Problem to work on
Only the number is wanted: how many lines contain "this"?

____ Extracted material

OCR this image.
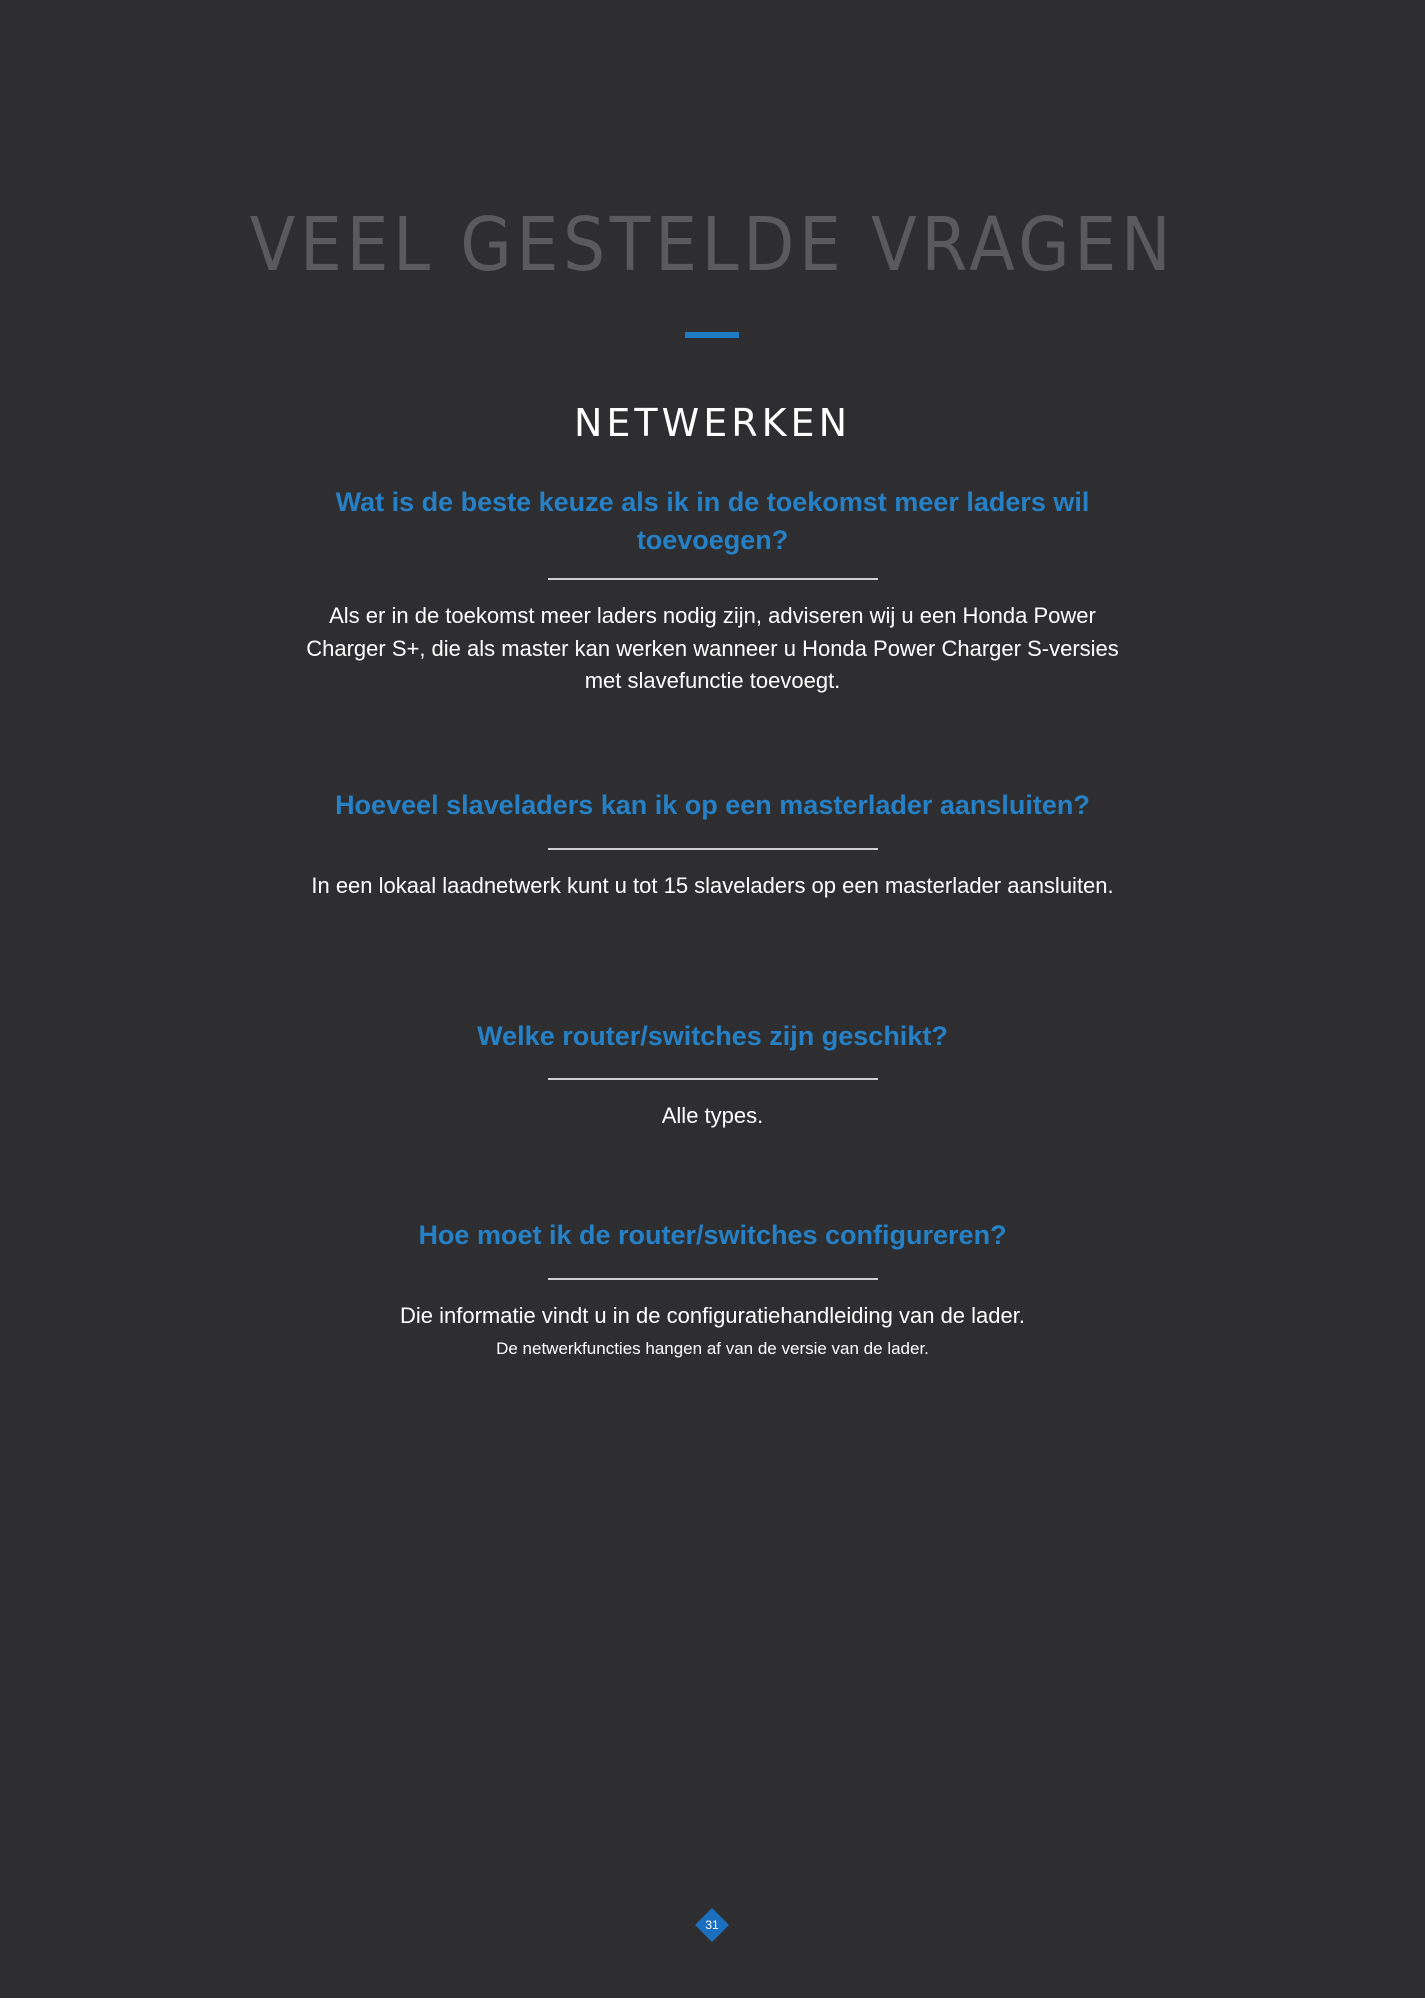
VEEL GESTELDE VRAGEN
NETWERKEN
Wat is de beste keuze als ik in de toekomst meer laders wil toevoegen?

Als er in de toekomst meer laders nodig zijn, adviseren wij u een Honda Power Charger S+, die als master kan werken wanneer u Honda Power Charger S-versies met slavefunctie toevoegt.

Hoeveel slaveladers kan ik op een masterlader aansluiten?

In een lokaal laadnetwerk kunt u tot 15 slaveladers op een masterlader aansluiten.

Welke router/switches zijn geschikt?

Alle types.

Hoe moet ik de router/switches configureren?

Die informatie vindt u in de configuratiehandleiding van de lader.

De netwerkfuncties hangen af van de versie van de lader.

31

________
____ Extracted material

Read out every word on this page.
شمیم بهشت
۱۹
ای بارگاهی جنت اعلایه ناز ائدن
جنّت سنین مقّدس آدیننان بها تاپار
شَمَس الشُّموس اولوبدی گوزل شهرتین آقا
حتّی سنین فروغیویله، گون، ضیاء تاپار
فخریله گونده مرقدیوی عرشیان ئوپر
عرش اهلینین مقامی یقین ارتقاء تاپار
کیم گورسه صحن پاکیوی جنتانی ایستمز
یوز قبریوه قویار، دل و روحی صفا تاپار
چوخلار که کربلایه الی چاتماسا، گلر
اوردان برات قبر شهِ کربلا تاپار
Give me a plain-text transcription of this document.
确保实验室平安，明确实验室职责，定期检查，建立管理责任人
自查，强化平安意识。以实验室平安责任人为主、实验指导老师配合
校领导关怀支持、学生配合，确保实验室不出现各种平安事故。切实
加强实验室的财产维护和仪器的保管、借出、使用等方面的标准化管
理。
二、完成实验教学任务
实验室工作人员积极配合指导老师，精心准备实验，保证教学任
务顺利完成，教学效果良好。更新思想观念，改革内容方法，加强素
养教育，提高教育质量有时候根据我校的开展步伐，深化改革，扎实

________

Solution to the exercise
3